*SHORT PROBLEM*:
Write out the listing below again, precisely as it is given.

----

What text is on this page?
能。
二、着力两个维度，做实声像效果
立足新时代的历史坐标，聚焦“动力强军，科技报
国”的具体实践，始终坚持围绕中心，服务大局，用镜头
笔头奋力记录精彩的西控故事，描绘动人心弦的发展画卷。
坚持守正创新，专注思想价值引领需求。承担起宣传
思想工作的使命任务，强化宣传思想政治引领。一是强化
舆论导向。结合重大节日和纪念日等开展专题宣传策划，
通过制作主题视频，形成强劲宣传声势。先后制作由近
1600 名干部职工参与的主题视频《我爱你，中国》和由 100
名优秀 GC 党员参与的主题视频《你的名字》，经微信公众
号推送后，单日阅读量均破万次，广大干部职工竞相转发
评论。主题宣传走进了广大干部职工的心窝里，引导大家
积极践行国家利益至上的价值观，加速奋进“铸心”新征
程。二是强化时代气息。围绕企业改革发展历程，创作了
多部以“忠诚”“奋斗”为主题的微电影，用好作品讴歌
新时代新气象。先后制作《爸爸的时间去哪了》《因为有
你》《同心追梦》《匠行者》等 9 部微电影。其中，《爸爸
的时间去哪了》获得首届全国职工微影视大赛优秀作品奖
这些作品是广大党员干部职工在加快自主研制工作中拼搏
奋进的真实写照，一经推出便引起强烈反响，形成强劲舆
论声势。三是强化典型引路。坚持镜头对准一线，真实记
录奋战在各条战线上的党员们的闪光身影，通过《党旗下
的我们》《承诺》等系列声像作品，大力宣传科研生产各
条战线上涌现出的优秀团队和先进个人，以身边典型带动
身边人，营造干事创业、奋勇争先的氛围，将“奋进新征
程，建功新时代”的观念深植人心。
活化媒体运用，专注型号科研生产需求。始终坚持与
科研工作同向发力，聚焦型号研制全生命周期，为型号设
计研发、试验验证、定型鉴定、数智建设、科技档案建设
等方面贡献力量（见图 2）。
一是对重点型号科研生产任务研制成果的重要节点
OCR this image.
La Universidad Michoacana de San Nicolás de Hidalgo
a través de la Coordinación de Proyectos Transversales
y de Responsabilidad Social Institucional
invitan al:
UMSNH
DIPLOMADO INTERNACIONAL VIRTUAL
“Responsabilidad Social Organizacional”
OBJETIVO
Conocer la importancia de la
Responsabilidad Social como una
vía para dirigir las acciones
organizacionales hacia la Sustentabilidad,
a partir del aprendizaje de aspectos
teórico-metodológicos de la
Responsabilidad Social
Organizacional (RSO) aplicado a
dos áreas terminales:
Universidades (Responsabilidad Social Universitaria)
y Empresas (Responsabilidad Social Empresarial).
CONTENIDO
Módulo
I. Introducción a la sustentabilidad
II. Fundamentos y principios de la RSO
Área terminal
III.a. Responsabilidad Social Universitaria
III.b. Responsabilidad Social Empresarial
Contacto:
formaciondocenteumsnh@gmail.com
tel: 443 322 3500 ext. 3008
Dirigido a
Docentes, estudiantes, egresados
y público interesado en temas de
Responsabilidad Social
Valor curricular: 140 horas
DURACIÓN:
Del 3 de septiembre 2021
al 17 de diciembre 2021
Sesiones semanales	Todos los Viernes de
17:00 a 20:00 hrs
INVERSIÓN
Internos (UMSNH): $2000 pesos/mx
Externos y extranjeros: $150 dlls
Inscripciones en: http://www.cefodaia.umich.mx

----

*SOLVED PROBLEM*:
What text is on this page?
能。
二、着力两个维度，做实声像效果
立足新时代的历史坐标，聚焦“动力强军，科技报
国”的具体实践，始终坚持围绕中心，服务大局，用镜头
笔头奋力记录精彩的西控故事，描绘动人心弦的发展画卷。
坚持守正创新，专注思想价值引领需求。承担起宣传
思想工作的使命任务，强化宣传思想政治引领。一是强化
舆论导向。结合重大节日和纪念日等开展专题宣传策划，
通过制作主题视频，形成强劲宣传声势。先后制作由近
1600 名干部职工参与的主题视频《我爱你，中国》和由 100
名优秀 GC 党员参与的主题视频《你的名字》，经微信公众
号推送后，单日阅读量均破万次，广大干部职工竞相转发
评论。主题宣传走进了广大干部职工的心窝里，引导大家
积极践行国家利益至上的价值观，加速奋进“铸心”新征
程。二是强化时代气息。围绕企业改革发展历程，创作了
多部以“忠诚”“奋斗”为主题的微电影，用好作品讴歌
新时代新气象。先后制作《爸爸的时间去哪了》《因为有
你》《同心追梦》《匠行者》等 9 部微电影。其中，《爸爸
的时间去哪了》获得首届全国职工微影视大赛优秀作品奖
这些作品是广大党员干部职工在加快自主研制工作中拼搏
奋进的真实写照，一经推出便引起强烈反响，形成强劲舆
论声势。三是强化典型引路。坚持镜头对准一线，真实记
录奋战在各条战线上的党员们的闪光身影，通过《党旗下
的我们》《承诺》等系列声像作品，大力宣传科研生产各
条战线上涌现出的优秀团队和先进个人，以身边典型带动
身边人，营造干事创业、奋勇争先的氛围，将“奋进新征
程，建功新时代”的观念深植人心。
活化媒体运用，专注型号科研生产需求。始终坚持与
科研工作同向发力，聚焦型号研制全生命周期，为型号设
计研发、试验验证、定型鉴定、数智建设、科技档案建设
等方面贡献力量（见图 2）。
一是对重点型号科研生产任务研制成果的重要节点
OCR this image.
La Universidad Michoacana de San Nicolás de Hidalgo
a través de la Coordinación de Proyectos Transversales
y de Responsabilidad Social Institucional
invitan al:
UMSNH
DIPLOMADO INTERNACIONAL VIRTUAL
“Responsabilidad Social Organizacional”
OBJETIVO
Conocer la importancia de la
Responsabilidad Social como una
vía para dirigir las acciones
organizacionales hacia la Sustentabilidad,
a partir del aprendizaje de aspectos
teórico-metodológicos de la
Responsabilidad Social
Organizacional (RSO) aplicado a
dos áreas terminales:
Universidades (Responsabilidad Social Universitaria)
y Empresas (Responsabilidad Social Empresarial).
CONTENIDO
Módulo
I. Introducción a la sustentabilidad
II. Fundamentos y principios de la RSO
Área terminal
III.a. Responsabilidad Social Universitaria
III.b. Responsabilidad Social Empresarial
Contacto:
formaciondocenteumsnh@gmail.com
tel: 443 322 3500 ext. 3008
Dirigido a
Docentes, estudiantes, egresados
y público interesado en temas de
Responsabilidad Social
Valor curricular: 140 horas
DURACIÓN:
Del 3 de septiembre 2021
al 17 de diciembre 2021
Sesiones semanales	Todos los Viernes de
17:00 a 20:00 hrs
INVERSIÓN
Internos (UMSNH): $2000 pesos/mx
Externos y extranjeros: $150 dlls
Inscripciones en: http://www.cefodaia.umich.mx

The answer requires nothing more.